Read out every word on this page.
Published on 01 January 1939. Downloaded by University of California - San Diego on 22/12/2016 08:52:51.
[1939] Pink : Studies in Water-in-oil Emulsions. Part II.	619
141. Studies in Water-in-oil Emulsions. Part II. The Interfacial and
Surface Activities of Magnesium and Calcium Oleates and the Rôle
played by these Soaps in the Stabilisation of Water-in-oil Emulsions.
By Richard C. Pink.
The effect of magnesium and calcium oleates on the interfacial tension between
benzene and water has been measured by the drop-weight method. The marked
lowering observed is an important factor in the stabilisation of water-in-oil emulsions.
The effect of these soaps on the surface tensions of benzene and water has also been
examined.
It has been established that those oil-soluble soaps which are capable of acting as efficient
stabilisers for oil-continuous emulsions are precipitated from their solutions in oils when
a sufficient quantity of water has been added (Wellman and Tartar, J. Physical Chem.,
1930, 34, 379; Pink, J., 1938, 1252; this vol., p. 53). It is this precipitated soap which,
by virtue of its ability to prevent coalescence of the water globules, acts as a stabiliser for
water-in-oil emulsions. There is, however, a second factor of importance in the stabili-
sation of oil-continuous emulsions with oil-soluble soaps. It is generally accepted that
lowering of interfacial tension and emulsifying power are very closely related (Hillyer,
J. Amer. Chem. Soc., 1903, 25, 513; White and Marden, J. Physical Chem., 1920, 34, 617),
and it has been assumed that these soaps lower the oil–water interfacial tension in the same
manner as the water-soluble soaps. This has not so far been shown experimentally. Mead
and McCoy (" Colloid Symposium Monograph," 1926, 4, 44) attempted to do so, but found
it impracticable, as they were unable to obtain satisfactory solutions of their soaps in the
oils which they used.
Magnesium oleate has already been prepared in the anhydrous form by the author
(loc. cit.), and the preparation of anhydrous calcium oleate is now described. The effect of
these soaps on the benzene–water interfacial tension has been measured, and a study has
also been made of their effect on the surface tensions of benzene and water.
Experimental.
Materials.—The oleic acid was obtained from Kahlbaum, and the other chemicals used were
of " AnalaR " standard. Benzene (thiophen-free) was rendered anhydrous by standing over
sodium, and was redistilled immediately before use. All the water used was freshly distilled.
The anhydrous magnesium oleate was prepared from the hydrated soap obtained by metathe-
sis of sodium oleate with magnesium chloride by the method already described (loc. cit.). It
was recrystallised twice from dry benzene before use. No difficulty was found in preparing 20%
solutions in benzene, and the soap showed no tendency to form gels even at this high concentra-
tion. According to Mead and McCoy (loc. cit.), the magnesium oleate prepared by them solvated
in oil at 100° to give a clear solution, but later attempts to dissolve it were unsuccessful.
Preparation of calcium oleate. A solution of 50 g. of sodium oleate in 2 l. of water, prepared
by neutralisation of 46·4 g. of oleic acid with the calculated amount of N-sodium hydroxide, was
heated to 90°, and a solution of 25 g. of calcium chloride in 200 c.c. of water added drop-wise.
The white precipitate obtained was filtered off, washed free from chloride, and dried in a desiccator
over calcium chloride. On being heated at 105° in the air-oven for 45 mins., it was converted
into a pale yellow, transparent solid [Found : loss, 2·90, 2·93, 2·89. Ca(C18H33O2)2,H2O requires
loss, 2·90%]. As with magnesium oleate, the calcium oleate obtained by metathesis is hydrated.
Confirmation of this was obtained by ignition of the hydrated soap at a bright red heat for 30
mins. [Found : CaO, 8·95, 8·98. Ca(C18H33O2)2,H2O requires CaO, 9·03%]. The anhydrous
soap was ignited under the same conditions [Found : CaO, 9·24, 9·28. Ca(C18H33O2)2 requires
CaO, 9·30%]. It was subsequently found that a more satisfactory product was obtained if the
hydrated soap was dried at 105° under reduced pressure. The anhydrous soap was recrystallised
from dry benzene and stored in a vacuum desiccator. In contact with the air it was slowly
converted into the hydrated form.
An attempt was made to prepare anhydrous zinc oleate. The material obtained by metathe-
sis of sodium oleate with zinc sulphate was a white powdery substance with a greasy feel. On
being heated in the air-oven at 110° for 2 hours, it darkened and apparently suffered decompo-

◆ TO BE DONE ◆
All lines above containing the string "method" are to be collected.

◆ SOLUTION TO THE EXERCISE ◆
benzene and water has been measured by the drop-weight method. The marked
sis of sodium oleate with magnesium chloride by the method already described (loc. cit.). It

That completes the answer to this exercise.